◆ **Requirement**:
Can you reproduce every line of the data below with nothing altered?

[Rows from a dataset]

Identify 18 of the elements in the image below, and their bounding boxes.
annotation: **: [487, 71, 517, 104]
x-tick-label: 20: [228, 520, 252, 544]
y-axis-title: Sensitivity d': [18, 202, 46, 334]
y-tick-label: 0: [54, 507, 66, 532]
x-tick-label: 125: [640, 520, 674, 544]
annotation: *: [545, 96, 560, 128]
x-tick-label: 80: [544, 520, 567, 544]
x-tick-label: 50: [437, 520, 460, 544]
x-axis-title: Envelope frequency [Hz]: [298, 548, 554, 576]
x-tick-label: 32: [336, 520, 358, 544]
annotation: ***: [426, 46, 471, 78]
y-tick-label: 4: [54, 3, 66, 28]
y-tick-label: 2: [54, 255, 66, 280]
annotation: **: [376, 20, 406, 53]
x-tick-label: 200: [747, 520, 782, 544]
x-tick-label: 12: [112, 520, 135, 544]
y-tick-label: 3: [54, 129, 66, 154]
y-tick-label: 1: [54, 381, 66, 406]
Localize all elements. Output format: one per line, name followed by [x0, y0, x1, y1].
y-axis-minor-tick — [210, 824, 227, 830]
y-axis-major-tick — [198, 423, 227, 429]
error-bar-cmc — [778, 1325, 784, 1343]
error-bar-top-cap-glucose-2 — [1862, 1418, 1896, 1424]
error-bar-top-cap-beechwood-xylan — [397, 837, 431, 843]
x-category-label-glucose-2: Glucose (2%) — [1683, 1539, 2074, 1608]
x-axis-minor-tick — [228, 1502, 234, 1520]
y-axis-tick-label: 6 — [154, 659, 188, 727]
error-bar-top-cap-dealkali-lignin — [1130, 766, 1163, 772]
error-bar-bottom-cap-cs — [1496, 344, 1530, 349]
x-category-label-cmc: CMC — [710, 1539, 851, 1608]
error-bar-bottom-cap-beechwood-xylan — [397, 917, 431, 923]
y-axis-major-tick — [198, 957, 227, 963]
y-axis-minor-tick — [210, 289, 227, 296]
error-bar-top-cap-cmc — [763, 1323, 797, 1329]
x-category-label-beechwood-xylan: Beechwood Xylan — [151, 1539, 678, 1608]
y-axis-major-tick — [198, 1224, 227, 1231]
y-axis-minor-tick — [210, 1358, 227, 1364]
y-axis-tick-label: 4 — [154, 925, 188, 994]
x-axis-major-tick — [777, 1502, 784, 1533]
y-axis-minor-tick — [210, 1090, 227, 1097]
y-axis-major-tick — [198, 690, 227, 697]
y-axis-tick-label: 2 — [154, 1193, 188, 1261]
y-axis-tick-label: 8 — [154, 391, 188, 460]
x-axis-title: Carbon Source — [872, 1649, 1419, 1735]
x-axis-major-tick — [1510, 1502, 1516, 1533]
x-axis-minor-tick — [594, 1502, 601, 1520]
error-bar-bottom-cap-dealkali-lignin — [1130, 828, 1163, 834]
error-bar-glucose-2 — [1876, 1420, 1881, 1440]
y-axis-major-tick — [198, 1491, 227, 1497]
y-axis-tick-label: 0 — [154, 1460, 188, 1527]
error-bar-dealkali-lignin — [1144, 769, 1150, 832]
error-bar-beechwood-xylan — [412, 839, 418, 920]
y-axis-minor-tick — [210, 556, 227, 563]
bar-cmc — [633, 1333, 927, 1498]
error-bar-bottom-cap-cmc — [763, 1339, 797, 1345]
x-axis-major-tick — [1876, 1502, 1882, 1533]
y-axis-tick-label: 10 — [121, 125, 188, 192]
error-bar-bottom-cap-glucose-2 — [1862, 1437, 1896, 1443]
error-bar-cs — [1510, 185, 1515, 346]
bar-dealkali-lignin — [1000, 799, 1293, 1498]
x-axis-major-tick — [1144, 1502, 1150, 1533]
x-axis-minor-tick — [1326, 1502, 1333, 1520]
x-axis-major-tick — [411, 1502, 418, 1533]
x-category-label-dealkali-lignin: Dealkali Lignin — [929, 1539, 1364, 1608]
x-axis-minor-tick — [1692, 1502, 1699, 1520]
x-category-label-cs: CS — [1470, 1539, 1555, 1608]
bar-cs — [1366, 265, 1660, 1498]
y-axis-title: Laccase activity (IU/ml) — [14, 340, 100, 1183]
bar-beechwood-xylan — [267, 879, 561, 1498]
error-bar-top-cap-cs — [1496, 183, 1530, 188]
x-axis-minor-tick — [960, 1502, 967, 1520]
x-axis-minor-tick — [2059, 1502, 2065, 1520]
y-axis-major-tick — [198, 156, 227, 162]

◆ **Expected output**:
Identify 18 of the elements in the image below, and their bounding boxes.
annotation: **: [487, 71, 517, 104]
x-tick-label: 20: [228, 520, 252, 544]
y-axis-title: Sensitivity d': [18, 202, 46, 334]
y-tick-label: 0: [54, 507, 66, 532]
x-tick-label: 125: [640, 520, 674, 544]
annotation: *: [545, 96, 560, 128]
x-tick-label: 80: [544, 520, 567, 544]
x-tick-label: 50: [437, 520, 460, 544]
x-axis-title: Envelope frequency [Hz]: [298, 548, 554, 576]
x-tick-label: 32: [336, 520, 358, 544]
annotation: ***: [426, 46, 471, 78]
y-tick-label: 4: [54, 3, 66, 28]
y-tick-label: 2: [54, 255, 66, 280]
annotation: **: [376, 20, 406, 53]
x-tick-label: 200: [747, 520, 782, 544]
x-tick-label: 12: [112, 520, 135, 544]
y-tick-label: 3: [54, 129, 66, 154]
y-tick-label: 1: [54, 381, 66, 406]
Localize all elements. Output format: one per line, name followed by [x0, y0, x1, y1].
y-axis-minor-tick — [210, 824, 227, 830]
y-axis-major-tick — [198, 423, 227, 429]
error-bar-cmc — [778, 1325, 784, 1343]
error-bar-top-cap-glucose-2 — [1862, 1418, 1896, 1424]
error-bar-top-cap-beechwood-xylan — [397, 837, 431, 843]
x-category-label-glucose-2: Glucose (2%) — [1683, 1539, 2074, 1608]
x-axis-minor-tick — [228, 1502, 234, 1520]
y-axis-tick-label: 6 — [154, 659, 188, 727]
error-bar-top-cap-dealkali-lignin — [1130, 766, 1163, 772]
error-bar-bottom-cap-cs — [1496, 344, 1530, 349]
x-category-label-cmc: CMC — [710, 1539, 851, 1608]
error-bar-bottom-cap-beechwood-xylan — [397, 917, 431, 923]
y-axis-major-tick — [198, 957, 227, 963]
y-axis-minor-tick — [210, 289, 227, 296]
error-bar-top-cap-cmc — [763, 1323, 797, 1329]
x-category-label-beechwood-xylan: Beechwood Xylan — [151, 1539, 678, 1608]
y-axis-major-tick — [198, 1224, 227, 1231]
y-axis-minor-tick — [210, 1358, 227, 1364]
y-axis-tick-label: 4 — [154, 925, 188, 994]
x-axis-major-tick — [777, 1502, 784, 1533]
y-axis-minor-tick — [210, 1090, 227, 1097]
y-axis-major-tick — [198, 690, 227, 697]
y-axis-tick-label: 2 — [154, 1193, 188, 1261]
y-axis-tick-label: 8 — [154, 391, 188, 460]
x-axis-title: Carbon Source — [872, 1649, 1419, 1735]
x-axis-major-tick — [1510, 1502, 1516, 1533]
x-axis-minor-tick — [594, 1502, 601, 1520]
error-bar-bottom-cap-dealkali-lignin — [1130, 828, 1163, 834]
error-bar-glucose-2 — [1876, 1420, 1881, 1440]
y-axis-major-tick — [198, 1491, 227, 1497]
y-axis-tick-label: 0 — [154, 1460, 188, 1527]
error-bar-dealkali-lignin — [1144, 769, 1150, 832]
error-bar-beechwood-xylan — [412, 839, 418, 920]
y-axis-minor-tick — [210, 556, 227, 563]
bar-cmc — [633, 1333, 927, 1498]
error-bar-bottom-cap-cmc — [763, 1339, 797, 1345]
x-axis-major-tick — [1876, 1502, 1882, 1533]
y-axis-tick-label: 10 — [121, 125, 188, 192]
error-bar-bottom-cap-glucose-2 — [1862, 1437, 1896, 1443]
error-bar-cs — [1510, 185, 1515, 346]
bar-dealkali-lignin — [1000, 799, 1293, 1498]
x-axis-major-tick — [1144, 1502, 1150, 1533]
x-axis-minor-tick — [1326, 1502, 1333, 1520]
x-axis-major-tick — [411, 1502, 418, 1533]
x-category-label-dealkali-lignin: Dealkali Lignin — [929, 1539, 1364, 1608]
x-axis-minor-tick — [1692, 1502, 1699, 1520]
x-category-label-cs: CS — [1470, 1539, 1555, 1608]
bar-cs — [1366, 265, 1660, 1498]
y-axis-title: Laccase activity (IU/ml) — [14, 340, 100, 1183]
bar-beechwood-xylan — [267, 879, 561, 1498]
error-bar-top-cap-cs — [1496, 183, 1530, 188]
x-axis-minor-tick — [960, 1502, 967, 1520]
x-axis-minor-tick — [2059, 1502, 2065, 1520]
y-axis-major-tick — [198, 156, 227, 162]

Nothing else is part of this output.